'''
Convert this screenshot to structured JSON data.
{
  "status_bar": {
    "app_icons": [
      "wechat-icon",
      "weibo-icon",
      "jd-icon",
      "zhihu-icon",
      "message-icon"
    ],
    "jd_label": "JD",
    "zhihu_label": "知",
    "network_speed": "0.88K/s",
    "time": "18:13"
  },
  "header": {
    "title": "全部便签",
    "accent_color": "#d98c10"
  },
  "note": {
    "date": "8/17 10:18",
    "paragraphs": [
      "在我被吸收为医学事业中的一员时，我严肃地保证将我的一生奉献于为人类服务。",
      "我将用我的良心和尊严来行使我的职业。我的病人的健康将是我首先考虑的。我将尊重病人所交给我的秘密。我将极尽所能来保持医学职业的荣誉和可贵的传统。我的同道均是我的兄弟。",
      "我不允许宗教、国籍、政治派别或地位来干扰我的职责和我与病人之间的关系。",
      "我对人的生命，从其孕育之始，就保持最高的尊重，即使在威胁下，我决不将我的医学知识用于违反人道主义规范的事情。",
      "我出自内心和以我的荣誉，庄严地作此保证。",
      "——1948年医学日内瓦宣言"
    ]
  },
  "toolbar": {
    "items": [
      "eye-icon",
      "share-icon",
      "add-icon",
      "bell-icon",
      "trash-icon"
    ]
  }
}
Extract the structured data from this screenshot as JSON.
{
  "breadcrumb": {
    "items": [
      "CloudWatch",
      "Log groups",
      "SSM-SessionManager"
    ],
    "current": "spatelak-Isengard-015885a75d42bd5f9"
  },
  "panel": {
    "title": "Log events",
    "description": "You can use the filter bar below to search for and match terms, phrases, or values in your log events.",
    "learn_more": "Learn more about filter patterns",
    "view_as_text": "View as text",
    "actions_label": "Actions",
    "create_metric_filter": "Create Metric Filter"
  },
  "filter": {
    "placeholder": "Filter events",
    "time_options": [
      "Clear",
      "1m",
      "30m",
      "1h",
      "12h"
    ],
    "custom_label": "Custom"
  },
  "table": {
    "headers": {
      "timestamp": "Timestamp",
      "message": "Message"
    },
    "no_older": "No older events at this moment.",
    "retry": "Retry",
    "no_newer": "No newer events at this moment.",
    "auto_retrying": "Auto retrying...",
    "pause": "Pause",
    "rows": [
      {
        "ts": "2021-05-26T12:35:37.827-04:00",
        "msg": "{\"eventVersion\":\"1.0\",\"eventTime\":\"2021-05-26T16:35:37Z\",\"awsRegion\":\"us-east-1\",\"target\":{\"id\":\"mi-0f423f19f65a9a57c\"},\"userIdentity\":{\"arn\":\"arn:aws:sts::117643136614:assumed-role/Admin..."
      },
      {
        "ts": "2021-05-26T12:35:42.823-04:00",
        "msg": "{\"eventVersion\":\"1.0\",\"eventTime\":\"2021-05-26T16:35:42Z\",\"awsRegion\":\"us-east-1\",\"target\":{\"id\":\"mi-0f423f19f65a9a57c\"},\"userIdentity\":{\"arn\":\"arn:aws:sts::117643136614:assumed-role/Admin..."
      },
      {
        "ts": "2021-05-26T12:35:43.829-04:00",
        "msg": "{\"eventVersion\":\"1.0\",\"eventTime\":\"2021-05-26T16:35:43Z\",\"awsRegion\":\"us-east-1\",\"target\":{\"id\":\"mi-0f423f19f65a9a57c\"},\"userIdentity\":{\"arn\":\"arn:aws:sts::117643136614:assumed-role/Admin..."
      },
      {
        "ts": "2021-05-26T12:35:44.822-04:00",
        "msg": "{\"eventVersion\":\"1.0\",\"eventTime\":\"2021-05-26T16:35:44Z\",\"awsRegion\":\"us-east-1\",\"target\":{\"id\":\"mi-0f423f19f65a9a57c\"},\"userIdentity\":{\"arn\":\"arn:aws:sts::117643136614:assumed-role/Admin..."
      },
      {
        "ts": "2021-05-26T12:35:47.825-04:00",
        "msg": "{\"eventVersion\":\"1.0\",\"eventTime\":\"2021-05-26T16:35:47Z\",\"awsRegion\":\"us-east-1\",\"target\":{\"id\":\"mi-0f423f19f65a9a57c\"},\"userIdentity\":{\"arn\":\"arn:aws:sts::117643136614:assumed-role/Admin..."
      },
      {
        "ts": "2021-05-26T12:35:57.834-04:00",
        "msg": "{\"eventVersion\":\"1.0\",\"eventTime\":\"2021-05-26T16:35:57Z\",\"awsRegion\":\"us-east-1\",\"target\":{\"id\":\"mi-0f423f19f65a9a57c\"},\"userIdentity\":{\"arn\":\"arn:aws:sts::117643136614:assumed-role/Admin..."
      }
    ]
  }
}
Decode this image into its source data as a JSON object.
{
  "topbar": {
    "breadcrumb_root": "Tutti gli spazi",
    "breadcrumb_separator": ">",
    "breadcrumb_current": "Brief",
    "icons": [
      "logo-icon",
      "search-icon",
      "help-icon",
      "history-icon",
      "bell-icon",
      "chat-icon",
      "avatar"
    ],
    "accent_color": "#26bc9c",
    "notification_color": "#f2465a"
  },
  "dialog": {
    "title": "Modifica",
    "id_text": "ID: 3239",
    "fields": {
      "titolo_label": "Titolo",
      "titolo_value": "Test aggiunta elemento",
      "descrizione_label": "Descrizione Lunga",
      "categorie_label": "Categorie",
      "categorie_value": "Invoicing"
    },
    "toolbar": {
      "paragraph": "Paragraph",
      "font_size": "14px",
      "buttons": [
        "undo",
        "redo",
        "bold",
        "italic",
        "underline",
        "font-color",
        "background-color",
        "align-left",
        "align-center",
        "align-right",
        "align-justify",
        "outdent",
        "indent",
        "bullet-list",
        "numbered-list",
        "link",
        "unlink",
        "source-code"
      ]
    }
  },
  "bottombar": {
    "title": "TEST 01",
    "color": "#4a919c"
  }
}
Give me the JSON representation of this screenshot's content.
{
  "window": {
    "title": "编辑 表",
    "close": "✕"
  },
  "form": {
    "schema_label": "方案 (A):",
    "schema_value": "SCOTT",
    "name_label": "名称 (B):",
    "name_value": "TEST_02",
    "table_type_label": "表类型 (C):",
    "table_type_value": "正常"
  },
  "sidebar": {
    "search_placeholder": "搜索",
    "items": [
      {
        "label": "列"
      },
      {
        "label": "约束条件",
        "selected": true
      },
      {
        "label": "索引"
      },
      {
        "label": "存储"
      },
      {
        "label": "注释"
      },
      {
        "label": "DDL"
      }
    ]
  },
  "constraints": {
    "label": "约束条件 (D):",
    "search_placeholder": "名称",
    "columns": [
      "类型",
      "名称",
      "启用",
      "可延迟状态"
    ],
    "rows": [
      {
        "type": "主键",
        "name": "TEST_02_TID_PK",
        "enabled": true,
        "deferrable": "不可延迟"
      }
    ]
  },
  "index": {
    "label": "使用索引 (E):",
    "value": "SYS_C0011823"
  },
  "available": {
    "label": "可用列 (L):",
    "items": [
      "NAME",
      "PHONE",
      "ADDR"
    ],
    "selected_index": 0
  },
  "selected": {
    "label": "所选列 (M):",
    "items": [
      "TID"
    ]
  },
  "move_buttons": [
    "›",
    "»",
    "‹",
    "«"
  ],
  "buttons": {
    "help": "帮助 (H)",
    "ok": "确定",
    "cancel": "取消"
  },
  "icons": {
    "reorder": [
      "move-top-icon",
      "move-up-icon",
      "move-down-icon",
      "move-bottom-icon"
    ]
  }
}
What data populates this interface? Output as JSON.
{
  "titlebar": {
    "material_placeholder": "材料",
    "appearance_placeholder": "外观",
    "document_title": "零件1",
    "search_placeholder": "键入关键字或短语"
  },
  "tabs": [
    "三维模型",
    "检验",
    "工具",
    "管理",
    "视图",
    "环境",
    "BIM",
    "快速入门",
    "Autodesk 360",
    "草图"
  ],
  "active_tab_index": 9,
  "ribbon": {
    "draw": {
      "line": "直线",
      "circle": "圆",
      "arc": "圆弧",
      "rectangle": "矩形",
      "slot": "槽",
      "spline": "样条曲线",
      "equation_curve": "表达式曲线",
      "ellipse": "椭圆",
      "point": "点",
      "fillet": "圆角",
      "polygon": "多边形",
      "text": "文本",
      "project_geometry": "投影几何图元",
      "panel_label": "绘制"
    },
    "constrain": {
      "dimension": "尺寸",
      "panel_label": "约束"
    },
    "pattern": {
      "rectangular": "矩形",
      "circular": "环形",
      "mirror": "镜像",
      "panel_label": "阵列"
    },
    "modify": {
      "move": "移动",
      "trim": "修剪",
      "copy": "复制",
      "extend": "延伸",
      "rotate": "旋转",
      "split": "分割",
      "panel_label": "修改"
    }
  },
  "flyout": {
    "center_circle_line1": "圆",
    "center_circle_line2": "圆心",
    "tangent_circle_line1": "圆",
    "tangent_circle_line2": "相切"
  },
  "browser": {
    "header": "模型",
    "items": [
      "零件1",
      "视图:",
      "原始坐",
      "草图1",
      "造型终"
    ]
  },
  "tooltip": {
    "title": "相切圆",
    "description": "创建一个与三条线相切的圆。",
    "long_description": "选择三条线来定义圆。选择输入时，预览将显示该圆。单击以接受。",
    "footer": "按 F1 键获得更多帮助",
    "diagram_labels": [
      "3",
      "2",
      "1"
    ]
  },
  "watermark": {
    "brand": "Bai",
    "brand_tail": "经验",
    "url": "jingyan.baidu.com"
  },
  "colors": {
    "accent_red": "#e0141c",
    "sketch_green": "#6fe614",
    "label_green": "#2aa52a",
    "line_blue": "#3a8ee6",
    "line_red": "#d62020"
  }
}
'''
SET PROBLEM: Go through the listing above and list every line that has the word "JSON".

ANSWER TO THE EXERCISE:
Convert this screenshot to structured JSON data.
Extract the structured data from this screenshot as JSON.
Decode this image into its source data as a JSON object.
Give me the JSON representation of this screenshot's content.
What data populates this interface? Output as JSON.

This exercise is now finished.